■ Problem description:
Tally all lines containing the word "icon". Give the number alone.
=== Available data ===
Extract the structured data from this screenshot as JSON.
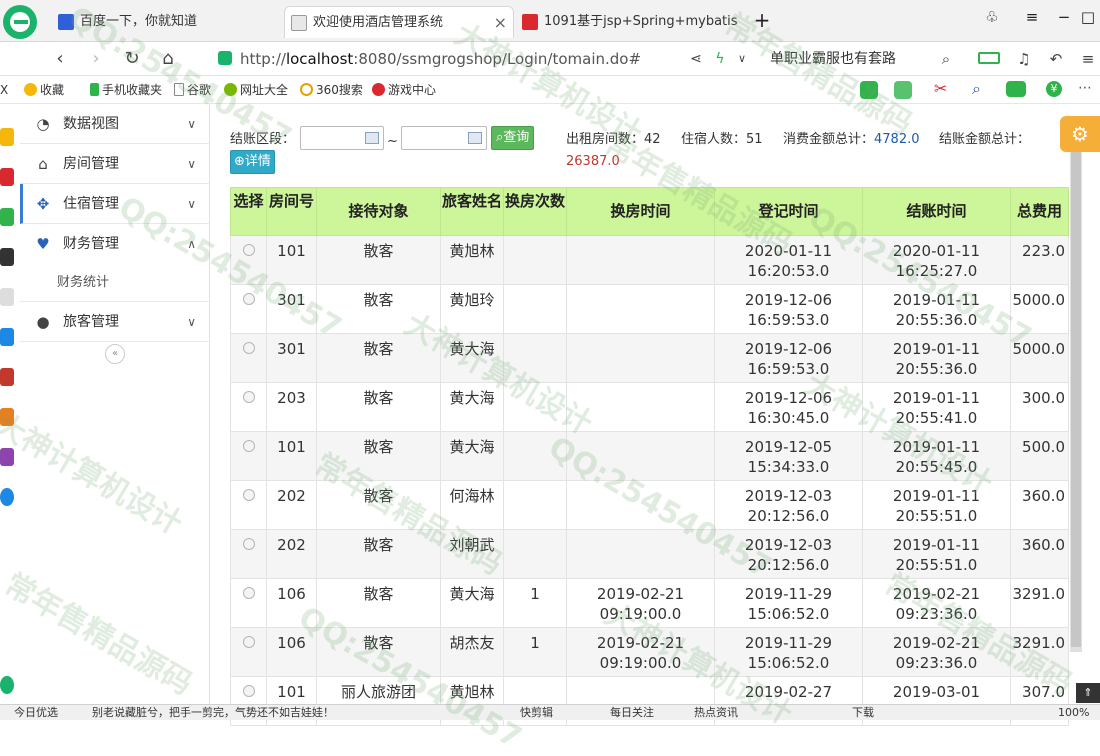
{
  "browser": {
    "tabs": [
      {
        "title": "百度一下，你就知道",
        "active": false
      },
      {
        "title": "欢迎使用酒店管理系统",
        "active": true
      },
      {
        "title": "1091基于jsp+Spring+mybatis",
        "active": false
      }
    ],
    "url_prefix": "http://",
    "url_host": "localhost",
    "url_rest": ":8080/ssmgrogshop/Login/tomain.do#",
    "search_text": "单职业霸服也有套路",
    "bookmarks": [
      "收藏",
      "手机收藏夹",
      "谷歌",
      "网址大全",
      "360搜索",
      "游戏中心"
    ],
    "left_cut_label": "X"
  },
  "sidebar": {
    "items": [
      {
        "label": "数据视图",
        "icon": "dashboard-icon"
      },
      {
        "label": "房间管理",
        "icon": "home-icon"
      },
      {
        "label": "住宿管理",
        "icon": "move-arrows-icon"
      },
      {
        "label": "财务管理",
        "icon": "heart-icon"
      },
      {
        "label": "旅客管理",
        "icon": "user-icon"
      }
    ],
    "submenu": "财务统计",
    "collapse_label": "«"
  },
  "filter": {
    "range_label": "结账区段：",
    "separator": "~",
    "query_button": "查询",
    "detail_button": "详情"
  },
  "stats": {
    "rooms_label": "出租房间数：",
    "rooms_value": "42",
    "guests_label": "住宿人数：",
    "guests_value": "51",
    "spend_label": "消费金额总计：",
    "spend_value": "4782.0",
    "checkout_label": "结账金额总计：",
    "checkout_value": "26387.0"
  },
  "table": {
    "headers": [
      "选择",
      "房间号",
      "接待对象",
      "旅客姓名",
      "换房次数",
      "换房时间",
      "登记时间",
      "结账时间",
      "总费用"
    ],
    "rows": [
      {
        "room": "101",
        "target": "散客",
        "name": "黄旭林",
        "changes": "",
        "change_time": [
          "",
          ""
        ],
        "reg_time": [
          "2020-01-11",
          "16:20:53.0"
        ],
        "out_time": [
          "2020-01-11",
          "16:25:27.0"
        ],
        "total": "223.0"
      },
      {
        "room": "301",
        "target": "散客",
        "name": "黄旭玲",
        "changes": "",
        "change_time": [
          "",
          ""
        ],
        "reg_time": [
          "2019-12-06",
          "16:59:53.0"
        ],
        "out_time": [
          "2019-01-11",
          "20:55:36.0"
        ],
        "total": "5000.0"
      },
      {
        "room": "301",
        "target": "散客",
        "name": "黄大海",
        "changes": "",
        "change_time": [
          "",
          ""
        ],
        "reg_time": [
          "2019-12-06",
          "16:59:53.0"
        ],
        "out_time": [
          "2019-01-11",
          "20:55:36.0"
        ],
        "total": "5000.0"
      },
      {
        "room": "203",
        "target": "散客",
        "name": "黄大海",
        "changes": "",
        "change_time": [
          "",
          ""
        ],
        "reg_time": [
          "2019-12-06",
          "16:30:45.0"
        ],
        "out_time": [
          "2019-01-11",
          "20:55:41.0"
        ],
        "total": "300.0"
      },
      {
        "room": "101",
        "target": "散客",
        "name": "黄大海",
        "changes": "",
        "change_time": [
          "",
          ""
        ],
        "reg_time": [
          "2019-12-05",
          "15:34:33.0"
        ],
        "out_time": [
          "2019-01-11",
          "20:55:45.0"
        ],
        "total": "500.0"
      },
      {
        "room": "202",
        "target": "散客",
        "name": "何海林",
        "changes": "",
        "change_time": [
          "",
          ""
        ],
        "reg_time": [
          "2019-12-03",
          "20:12:56.0"
        ],
        "out_time": [
          "2019-01-11",
          "20:55:51.0"
        ],
        "total": "360.0"
      },
      {
        "room": "202",
        "target": "散客",
        "name": "刘朝武",
        "changes": "",
        "change_time": [
          "",
          ""
        ],
        "reg_time": [
          "2019-12-03",
          "20:12:56.0"
        ],
        "out_time": [
          "2019-01-11",
          "20:55:51.0"
        ],
        "total": "360.0"
      },
      {
        "room": "106",
        "target": "散客",
        "name": "黄大海",
        "changes": "1",
        "change_time": [
          "2019-02-21",
          "09:19:00.0"
        ],
        "reg_time": [
          "2019-11-29",
          "15:06:52.0"
        ],
        "out_time": [
          "2019-02-21",
          "09:23:36.0"
        ],
        "total": "3291.0"
      },
      {
        "room": "106",
        "target": "散客",
        "name": "胡杰友",
        "changes": "1",
        "change_time": [
          "2019-02-21",
          "09:19:00.0"
        ],
        "reg_time": [
          "2019-11-29",
          "15:06:52.0"
        ],
        "out_time": [
          "2019-02-21",
          "09:23:36.0"
        ],
        "total": "3291.0"
      },
      {
        "room": "101",
        "target": "丽人旅游团",
        "name": "黄旭林",
        "changes": "",
        "change_time": [
          "",
          ""
        ],
        "reg_time": [
          "2019-02-27",
          ""
        ],
        "out_time": [
          "2019-03-01",
          ""
        ],
        "total": "307.0"
      }
    ]
  },
  "statusbar": {
    "left": "今日优选",
    "news": "别老说藏脏兮，把手一剪完，气势还不如吉娃娃！",
    "items": [
      "快剪辑",
      "每日关注",
      "热点资讯",
      "下载"
    ],
    "zoom": "100%"
  },
  "watermarks": [
    "QQ:254540457",
    "大神计算机设计",
    "常年售精品源码"
  ],
  "colors": {
    "header_bg": "#cdf59a",
    "accent_blue": "#3a7bd5",
    "query_green": "#5cb85c",
    "detail_teal": "#31a9c9",
    "value_blue": "#1f5aa8",
    "value_red": "#c0392b"
  }
}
===
■ Complete answer:
5